*** Listed entries

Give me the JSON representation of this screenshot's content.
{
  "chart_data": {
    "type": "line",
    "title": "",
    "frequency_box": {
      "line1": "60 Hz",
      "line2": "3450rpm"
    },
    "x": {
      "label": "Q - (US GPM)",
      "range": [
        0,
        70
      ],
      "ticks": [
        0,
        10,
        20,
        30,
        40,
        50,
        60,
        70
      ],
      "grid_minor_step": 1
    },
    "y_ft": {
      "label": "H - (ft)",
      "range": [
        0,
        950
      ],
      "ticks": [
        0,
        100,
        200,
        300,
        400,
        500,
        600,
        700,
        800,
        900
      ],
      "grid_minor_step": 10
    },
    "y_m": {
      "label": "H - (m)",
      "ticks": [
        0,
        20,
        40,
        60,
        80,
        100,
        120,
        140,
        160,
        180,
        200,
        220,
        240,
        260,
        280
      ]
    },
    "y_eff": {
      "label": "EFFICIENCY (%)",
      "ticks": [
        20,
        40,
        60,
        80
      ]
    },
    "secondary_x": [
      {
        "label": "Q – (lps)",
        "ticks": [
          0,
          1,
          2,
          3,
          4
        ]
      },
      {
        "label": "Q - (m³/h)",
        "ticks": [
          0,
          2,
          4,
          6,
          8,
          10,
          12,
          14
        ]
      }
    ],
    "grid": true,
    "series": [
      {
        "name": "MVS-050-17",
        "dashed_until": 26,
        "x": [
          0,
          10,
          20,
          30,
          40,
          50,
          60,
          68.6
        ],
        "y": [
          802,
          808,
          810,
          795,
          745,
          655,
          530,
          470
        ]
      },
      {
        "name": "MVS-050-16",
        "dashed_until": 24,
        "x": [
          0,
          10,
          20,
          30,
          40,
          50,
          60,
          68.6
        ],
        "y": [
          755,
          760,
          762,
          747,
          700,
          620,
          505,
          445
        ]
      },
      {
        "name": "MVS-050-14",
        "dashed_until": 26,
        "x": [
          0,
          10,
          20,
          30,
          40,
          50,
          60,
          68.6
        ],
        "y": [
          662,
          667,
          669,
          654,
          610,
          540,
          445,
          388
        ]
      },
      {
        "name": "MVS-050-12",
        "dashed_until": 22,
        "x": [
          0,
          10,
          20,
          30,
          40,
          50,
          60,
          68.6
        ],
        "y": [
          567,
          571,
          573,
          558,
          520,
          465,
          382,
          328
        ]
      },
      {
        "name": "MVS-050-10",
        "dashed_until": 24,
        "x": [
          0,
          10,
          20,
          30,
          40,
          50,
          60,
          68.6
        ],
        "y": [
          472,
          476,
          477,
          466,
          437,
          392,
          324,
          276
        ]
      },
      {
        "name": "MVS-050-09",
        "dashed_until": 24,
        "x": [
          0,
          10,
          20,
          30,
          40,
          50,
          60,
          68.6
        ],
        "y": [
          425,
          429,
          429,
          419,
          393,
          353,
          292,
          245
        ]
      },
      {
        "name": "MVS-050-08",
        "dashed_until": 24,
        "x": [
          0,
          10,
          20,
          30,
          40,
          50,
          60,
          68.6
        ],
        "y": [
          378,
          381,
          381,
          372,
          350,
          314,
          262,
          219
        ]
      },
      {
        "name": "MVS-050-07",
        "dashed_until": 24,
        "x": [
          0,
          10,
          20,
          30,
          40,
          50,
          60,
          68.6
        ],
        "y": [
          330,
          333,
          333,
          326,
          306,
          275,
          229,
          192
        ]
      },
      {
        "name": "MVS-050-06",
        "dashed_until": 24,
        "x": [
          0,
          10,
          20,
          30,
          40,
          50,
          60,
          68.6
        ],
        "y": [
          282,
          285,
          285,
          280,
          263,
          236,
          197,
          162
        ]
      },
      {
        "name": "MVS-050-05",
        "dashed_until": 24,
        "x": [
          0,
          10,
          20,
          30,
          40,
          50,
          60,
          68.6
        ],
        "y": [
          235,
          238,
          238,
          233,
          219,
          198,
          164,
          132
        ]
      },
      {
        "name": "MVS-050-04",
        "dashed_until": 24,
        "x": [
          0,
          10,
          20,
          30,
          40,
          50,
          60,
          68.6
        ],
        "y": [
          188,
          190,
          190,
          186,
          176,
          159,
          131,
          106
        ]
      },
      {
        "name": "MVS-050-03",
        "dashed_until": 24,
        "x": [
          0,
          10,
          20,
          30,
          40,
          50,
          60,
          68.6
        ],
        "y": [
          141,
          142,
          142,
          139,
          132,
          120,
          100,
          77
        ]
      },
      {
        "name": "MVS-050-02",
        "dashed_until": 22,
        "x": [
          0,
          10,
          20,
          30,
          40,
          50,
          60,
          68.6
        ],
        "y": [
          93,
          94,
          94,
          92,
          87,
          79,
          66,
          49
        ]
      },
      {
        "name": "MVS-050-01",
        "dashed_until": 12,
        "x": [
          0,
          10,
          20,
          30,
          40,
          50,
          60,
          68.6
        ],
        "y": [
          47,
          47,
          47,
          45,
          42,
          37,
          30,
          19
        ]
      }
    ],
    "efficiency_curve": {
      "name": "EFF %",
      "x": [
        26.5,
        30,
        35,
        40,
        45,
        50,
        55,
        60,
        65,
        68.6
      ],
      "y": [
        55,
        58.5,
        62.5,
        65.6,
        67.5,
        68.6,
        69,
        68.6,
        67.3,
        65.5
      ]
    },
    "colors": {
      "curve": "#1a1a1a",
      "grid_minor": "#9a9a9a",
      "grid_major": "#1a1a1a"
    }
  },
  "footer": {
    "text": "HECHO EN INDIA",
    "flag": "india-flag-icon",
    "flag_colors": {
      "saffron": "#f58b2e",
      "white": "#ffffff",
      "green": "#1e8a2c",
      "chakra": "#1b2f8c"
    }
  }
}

******

■ Instructions for the task ■
Repeat the records above exactly, leaving none out.

■ Complete answer ■
Give me the JSON representation of this screenshot's content.
{
  "chart_data": {
    "type": "line",
    "title": "",
    "frequency_box": {
      "line1": "60 Hz",
      "line2": "3450rpm"
    },
    "x": {
      "label": "Q - (US GPM)",
      "range": [
        0,
        70
      ],
      "ticks": [
        0,
        10,
        20,
        30,
        40,
        50,
        60,
        70
      ],
      "grid_minor_step": 1
    },
    "y_ft": {
      "label": "H - (ft)",
      "range": [
        0,
        950
      ],
      "ticks": [
        0,
        100,
        200,
        300,
        400,
        500,
        600,
        700,
        800,
        900
      ],
      "grid_minor_step": 10
    },
    "y_m": {
      "label": "H - (m)",
      "ticks": [
        0,
        20,
        40,
        60,
        80,
        100,
        120,
        140,
        160,
        180,
        200,
        220,
        240,
        260,
        280
      ]
    },
    "y_eff": {
      "label": "EFFICIENCY (%)",
      "ticks": [
        20,
        40,
        60,
        80
      ]
    },
    "secondary_x": [
      {
        "label": "Q – (lps)",
        "ticks": [
          0,
          1,
          2,
          3,
          4
        ]
      },
      {
        "label": "Q - (m³/h)",
        "ticks": [
          0,
          2,
          4,
          6,
          8,
          10,
          12,
          14
        ]
      }
    ],
    "grid": true,
    "series": [
      {
        "name": "MVS-050-17",
        "dashed_until": 26,
        "x": [
          0,
          10,
          20,
          30,
          40,
          50,
          60,
          68.6
        ],
        "y": [
          802,
          808,
          810,
          795,
          745,
          655,
          530,
          470
        ]
      },
      {
        "name": "MVS-050-16",
        "dashed_until": 24,
        "x": [
          0,
          10,
          20,
          30,
          40,
          50,
          60,
          68.6
        ],
        "y": [
          755,
          760,
          762,
          747,
          700,
          620,
          505,
          445
        ]
      },
      {
        "name": "MVS-050-14",
        "dashed_until": 26,
        "x": [
          0,
          10,
          20,
          30,
          40,
          50,
          60,
          68.6
        ],
        "y": [
          662,
          667,
          669,
          654,
          610,
          540,
          445,
          388
        ]
      },
      {
        "name": "MVS-050-12",
        "dashed_until": 22,
        "x": [
          0,
          10,
          20,
          30,
          40,
          50,
          60,
          68.6
        ],
        "y": [
          567,
          571,
          573,
          558,
          520,
          465,
          382,
          328
        ]
      },
      {
        "name": "MVS-050-10",
        "dashed_until": 24,
        "x": [
          0,
          10,
          20,
          30,
          40,
          50,
          60,
          68.6
        ],
        "y": [
          472,
          476,
          477,
          466,
          437,
          392,
          324,
          276
        ]
      },
      {
        "name": "MVS-050-09",
        "dashed_until": 24,
        "x": [
          0,
          10,
          20,
          30,
          40,
          50,
          60,
          68.6
        ],
        "y": [
          425,
          429,
          429,
          419,
          393,
          353,
          292,
          245
        ]
      },
      {
        "name": "MVS-050-08",
        "dashed_until": 24,
        "x": [
          0,
          10,
          20,
          30,
          40,
          50,
          60,
          68.6
        ],
        "y": [
          378,
          381,
          381,
          372,
          350,
          314,
          262,
          219
        ]
      },
      {
        "name": "MVS-050-07",
        "dashed_until": 24,
        "x": [
          0,
          10,
          20,
          30,
          40,
          50,
          60,
          68.6
        ],
        "y": [
          330,
          333,
          333,
          326,
          306,
          275,
          229,
          192
        ]
      },
      {
        "name": "MVS-050-06",
        "dashed_until": 24,
        "x": [
          0,
          10,
          20,
          30,
          40,
          50,
          60,
          68.6
        ],
        "y": [
          282,
          285,
          285,
          280,
          263,
          236,
          197,
          162
        ]
      },
      {
        "name": "MVS-050-05",
        "dashed_until": 24,
        "x": [
          0,
          10,
          20,
          30,
          40,
          50,
          60,
          68.6
        ],
        "y": [
          235,
          238,
          238,
          233,
          219,
          198,
          164,
          132
        ]
      },
      {
        "name": "MVS-050-04",
        "dashed_until": 24,
        "x": [
          0,
          10,
          20,
          30,
          40,
          50,
          60,
          68.6
        ],
        "y": [
          188,
          190,
          190,
          186,
          176,
          159,
          131,
          106
        ]
      },
      {
        "name": "MVS-050-03",
        "dashed_until": 24,
        "x": [
          0,
          10,
          20,
          30,
          40,
          50,
          60,
          68.6
        ],
        "y": [
          141,
          142,
          142,
          139,
          132,
          120,
          100,
          77
        ]
      },
      {
        "name": "MVS-050-02",
        "dashed_until": 22,
        "x": [
          0,
          10,
          20,
          30,
          40,
          50,
          60,
          68.6
        ],
        "y": [
          93,
          94,
          94,
          92,
          87,
          79,
          66,
          49
        ]
      },
      {
        "name": "MVS-050-01",
        "dashed_until": 12,
        "x": [
          0,
          10,
          20,
          30,
          40,
          50,
          60,
          68.6
        ],
        "y": [
          47,
          47,
          47,
          45,
          42,
          37,
          30,
          19
        ]
      }
    ],
    "efficiency_curve": {
      "name": "EFF %",
      "x": [
        26.5,
        30,
        35,
        40,
        45,
        50,
        55,
        60,
        65,
        68.6
      ],
      "y": [
        55,
        58.5,
        62.5,
        65.6,
        67.5,
        68.6,
        69,
        68.6,
        67.3,
        65.5
      ]
    },
    "colors": {
      "curve": "#1a1a1a",
      "grid_minor": "#9a9a9a",
      "grid_major": "#1a1a1a"
    }
  },
  "footer": {
    "text": "HECHO EN INDIA",
    "flag": "india-flag-icon",
    "flag_colors": {
      "saffron": "#f58b2e",
      "white": "#ffffff",
      "green": "#1e8a2c",
      "chakra": "#1b2f8c"
    }
  }
}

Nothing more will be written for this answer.